-- Given records start --
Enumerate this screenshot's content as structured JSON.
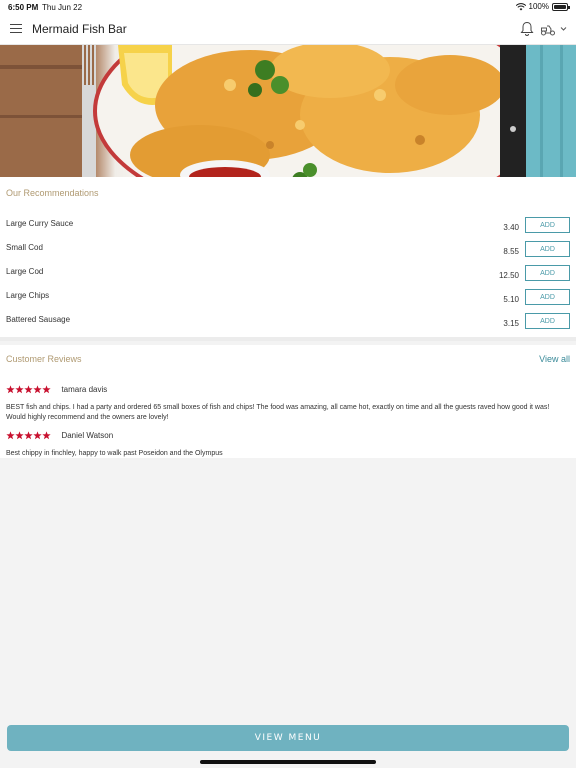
{
  "status_bar": {
    "time": "6:50 PM",
    "date": "Thu Jun 22",
    "battery": "100%"
  },
  "header": {
    "title": "Mermaid Fish Bar",
    "icons": [
      "menu-icon",
      "bell-icon",
      "scooter-icon",
      "chevron-down-icon"
    ]
  },
  "hero": {
    "image_description_icon": "fish-and-chips-image"
  },
  "recommendations": {
    "title": "Our Recommendations",
    "items": [
      {
        "name": "Large Curry Sauce",
        "price": "3.40",
        "action": "ADD"
      },
      {
        "name": "Small Cod",
        "price": "8.55",
        "action": "ADD"
      },
      {
        "name": "Large Cod",
        "price": "12.50",
        "action": "ADD"
      },
      {
        "name": "Large Chips",
        "price": "5.10",
        "action": "ADD"
      },
      {
        "name": "Battered Sausage",
        "price": "3.15",
        "action": "ADD"
      }
    ]
  },
  "reviews": {
    "title": "Customer Reviews",
    "view_all": "View all",
    "items": [
      {
        "rating": 5,
        "reviewer": "tamara davis",
        "text": "BEST fish and chips. I had a party and ordered 65 small boxes of fish and chips! The food was amazing, all came hot, exactly on time and all the guests raved how good it was! Would highly recommend and the owners are lovely!"
      },
      {
        "rating": 5,
        "reviewer": "Daniel Watson",
        "text": "Best chippy in finchley, happy to walk past Poseidon and the Olympus"
      }
    ]
  },
  "footer": {
    "view_menu": "VIEW MENU"
  },
  "colors": {
    "accent": "#4a9aa8",
    "button": "#6fb2c0",
    "section_title": "#b09a72",
    "star": "#c8102e"
  }
}
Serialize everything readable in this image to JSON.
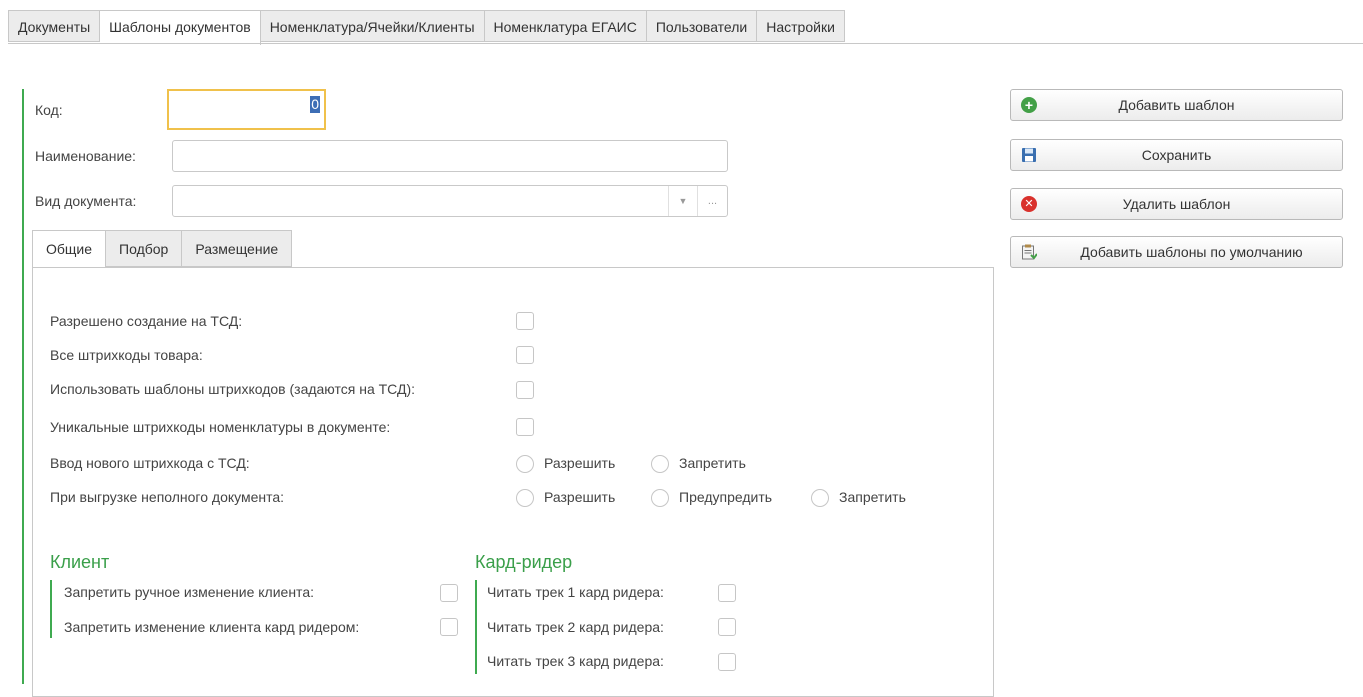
{
  "top_tabs": [
    "Документы",
    "Шаблоны документов",
    "Номенклатура/Ячейки/Клиенты",
    "Номенклатура ЕГАИС",
    "Пользователи",
    "Настройки"
  ],
  "form": {
    "code_label": "Код:",
    "code_value": "0",
    "name_label": "Наименование:",
    "name_value": "",
    "doctype_label": "Вид документа:",
    "doctype_value": "",
    "doctype_more": "..."
  },
  "inner_tabs": [
    "Общие",
    "Подбор",
    "Размещение"
  ],
  "general": {
    "allow_create_label": "Разрешено создание на ТСД:",
    "all_barcodes_label": "Все штрихкоды товара:",
    "use_templates_label": "Использовать шаблоны штрихкодов (задаются на ТСД):",
    "unique_barcodes_label": "Уникальные штрихкоды номенклатуры в документе:",
    "new_barcode_label": "Ввод нового штрихкода с ТСД:",
    "new_barcode_opt1": "Разрешить",
    "new_barcode_opt2": "Запретить",
    "partial_upload_label": "При выгрузке неполного документа:",
    "partial_opt1": "Разрешить",
    "partial_opt2": "Предупредить",
    "partial_opt3": "Запретить"
  },
  "client": {
    "title": "Клиент",
    "manual_change_label": "Запретить ручное изменение клиента:",
    "card_change_label": "Запретить изменение клиента кард ридером:"
  },
  "card_reader": {
    "title": "Кард-ридер",
    "track1_label": "Читать трек 1 кард ридера:",
    "track2_label": "Читать трек 2 кард ридера:",
    "track3_label": "Читать трек 3 кард ридера:"
  },
  "buttons": {
    "add_template": "Добавить шаблон",
    "save": "Сохранить",
    "delete_template": "Удалить шаблон",
    "add_defaults": "Добавить шаблоны по умолчанию"
  },
  "colors": {
    "accent_green": "#3faa50",
    "focus_yellow": "#f0c14b",
    "selection_blue": "#3d6eb5",
    "delete_red": "#d9312c"
  }
}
-- Given records end --
(Required task): Gather all lines where the word "штрихкоды" appears.

(Reply to the exercise):
    "all_barcodes_label": "Все штрихкоды товара:",
    "unique_barcodes_label": "Уникальные штрихкоды номенклатуры в документе:",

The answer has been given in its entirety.